Exercise description: Quote all of the data exactly as given. Skip every picture it contains.

>> start

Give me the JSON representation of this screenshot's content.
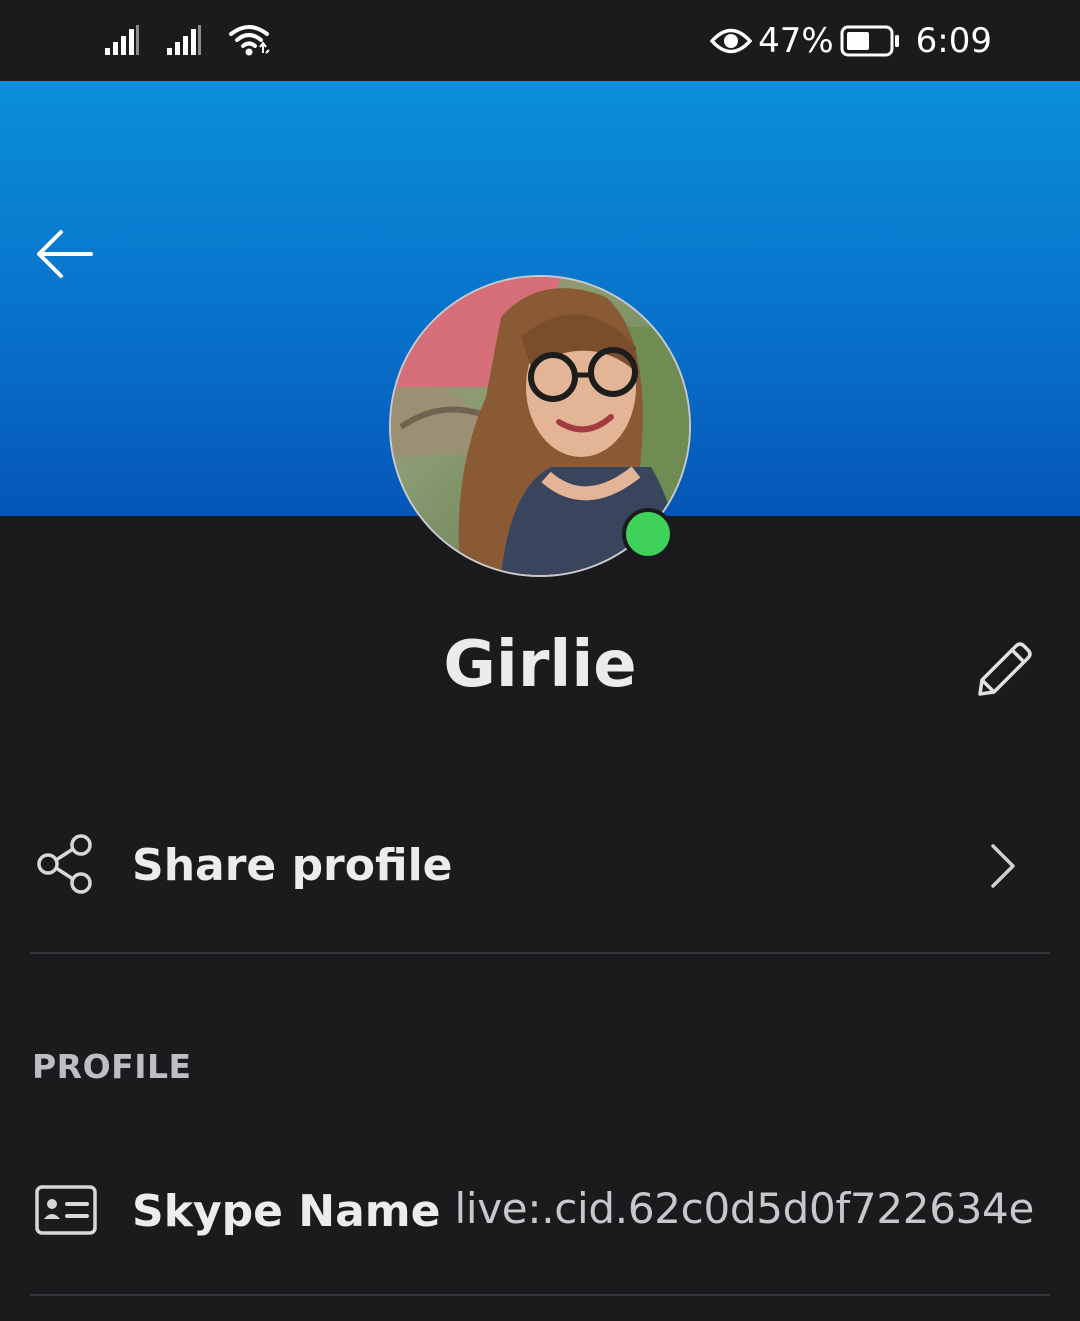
{
  "status_bar": {
    "battery_percent": "47%",
    "time": "6:09",
    "icons": [
      "signal-icon",
      "signal-icon",
      "wifi-icon",
      "eye-icon",
      "battery-icon"
    ]
  },
  "header": {
    "back_icon": "arrow-left-icon",
    "gradient_top": "#0a8fdb",
    "gradient_bottom": "#0556b6"
  },
  "profile": {
    "name": "Girlie",
    "presence": "online",
    "presence_color": "#3fd15a",
    "edit_icon": "pencil-icon"
  },
  "share": {
    "label": "Share profile",
    "icon": "share-icon",
    "chevron_icon": "chevron-right-icon"
  },
  "section": {
    "title": "PROFILE"
  },
  "skype_name": {
    "label": "Skype Name",
    "value": "live:.cid.62c0d5d0f722634e",
    "icon": "id-card-icon"
  }
}
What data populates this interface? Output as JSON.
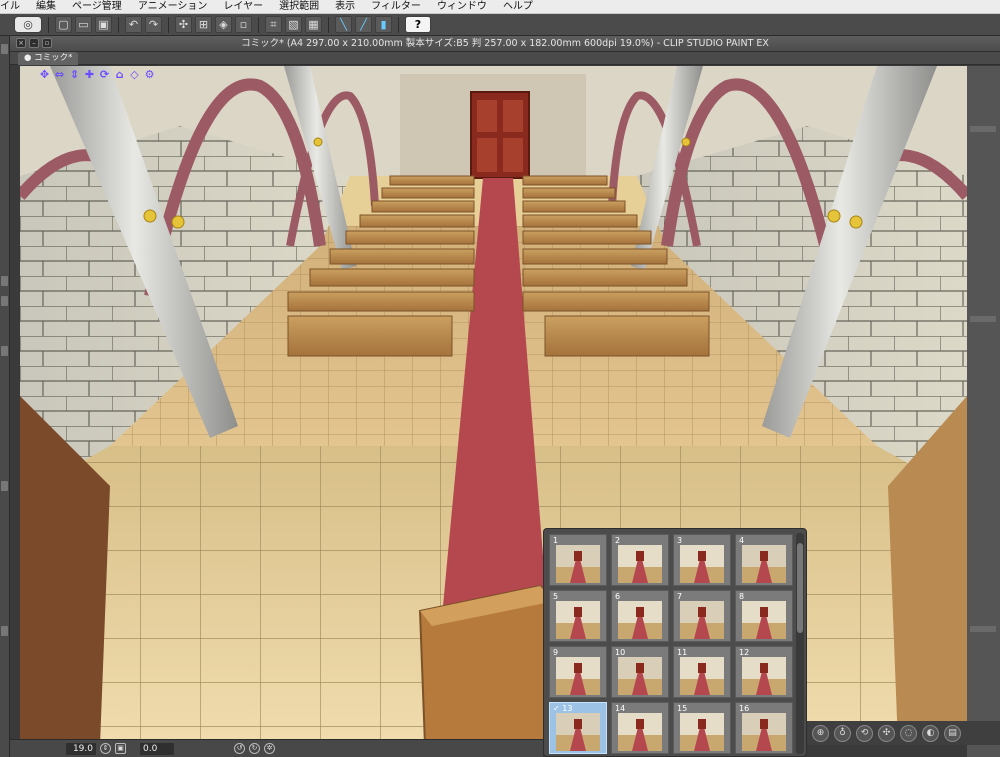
{
  "menubar": {
    "items": [
      "イル",
      "編集",
      "ページ管理",
      "アニメーション",
      "レイヤー",
      "選択範囲",
      "表示",
      "フィルター",
      "ウィンドウ",
      "ヘルプ"
    ]
  },
  "toolbar": {
    "help_label": "?"
  },
  "window": {
    "title": "コミック* (A4 297.00 x 210.00mm 製本サイズ:B5 判 257.00 x 182.00mm 600dpi 19.0%) - CLIP STUDIO PAINT EX",
    "tab_label": "● コミック*"
  },
  "statusbar": {
    "zoom": "19.0",
    "angle": "0.0"
  },
  "thumbnails": {
    "items": [
      {
        "label": "1"
      },
      {
        "label": "2"
      },
      {
        "label": "3"
      },
      {
        "label": "4"
      },
      {
        "label": "5"
      },
      {
        "label": "6"
      },
      {
        "label": "7"
      },
      {
        "label": "8"
      },
      {
        "label": "9"
      },
      {
        "label": "10"
      },
      {
        "label": "11"
      },
      {
        "label": "12"
      },
      {
        "label": "✓ 13"
      },
      {
        "label": "14"
      },
      {
        "label": "15"
      },
      {
        "label": "16"
      }
    ],
    "selected_index": 12
  },
  "colors": {
    "accent_select": "#9cc3e6",
    "carpet": "#b5474f",
    "floor": "#e7cf98",
    "bench": "#b67a3c"
  }
}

>> end

Result:
Give me the JSON representation of this screenshot's content.
{
  "status_bar": {
    "battery_percent": "47%",
    "time": "6:09",
    "icons": [
      "signal-icon",
      "signal-icon",
      "wifi-icon",
      "eye-icon",
      "battery-icon"
    ]
  },
  "header": {
    "back_icon": "arrow-left-icon",
    "gradient_top": "#0a8fdb",
    "gradient_bottom": "#0556b6"
  },
  "profile": {
    "name": "Girlie",
    "presence": "online",
    "presence_color": "#3fd15a",
    "edit_icon": "pencil-icon"
  },
  "share": {
    "label": "Share profile",
    "icon": "share-icon",
    "chevron_icon": "chevron-right-icon"
  },
  "section": {
    "title": "PROFILE"
  },
  "skype_name": {
    "label": "Skype Name",
    "value": "live:.cid.62c0d5d0f722634e",
    "icon": "id-card-icon"
  }
}
What data populates this interface? Output as JSON.
{
  "menubar": {
    "items": [
      "イル",
      "編集",
      "ページ管理",
      "アニメーション",
      "レイヤー",
      "選択範囲",
      "表示",
      "フィルター",
      "ウィンドウ",
      "ヘルプ"
    ]
  },
  "toolbar": {
    "help_label": "?"
  },
  "window": {
    "title": "コミック* (A4 297.00 x 210.00mm 製本サイズ:B5 判 257.00 x 182.00mm 600dpi 19.0%) - CLIP STUDIO PAINT EX",
    "tab_label": "● コミック*"
  },
  "statusbar": {
    "zoom": "19.0",
    "angle": "0.0"
  },
  "thumbnails": {
    "items": [
      {
        "label": "1"
      },
      {
        "label": "2"
      },
      {
        "label": "3"
      },
      {
        "label": "4"
      },
      {
        "label": "5"
      },
      {
        "label": "6"
      },
      {
        "label": "7"
      },
      {
        "label": "8"
      },
      {
        "label": "9"
      },
      {
        "label": "10"
      },
      {
        "label": "11"
      },
      {
        "label": "12"
      },
      {
        "label": "✓ 13"
      },
      {
        "label": "14"
      },
      {
        "label": "15"
      },
      {
        "label": "16"
      }
    ],
    "selected_index": 12
  },
  "colors": {
    "accent_select": "#9cc3e6",
    "carpet": "#b5474f",
    "floor": "#e7cf98",
    "bench": "#b67a3c"
  }
}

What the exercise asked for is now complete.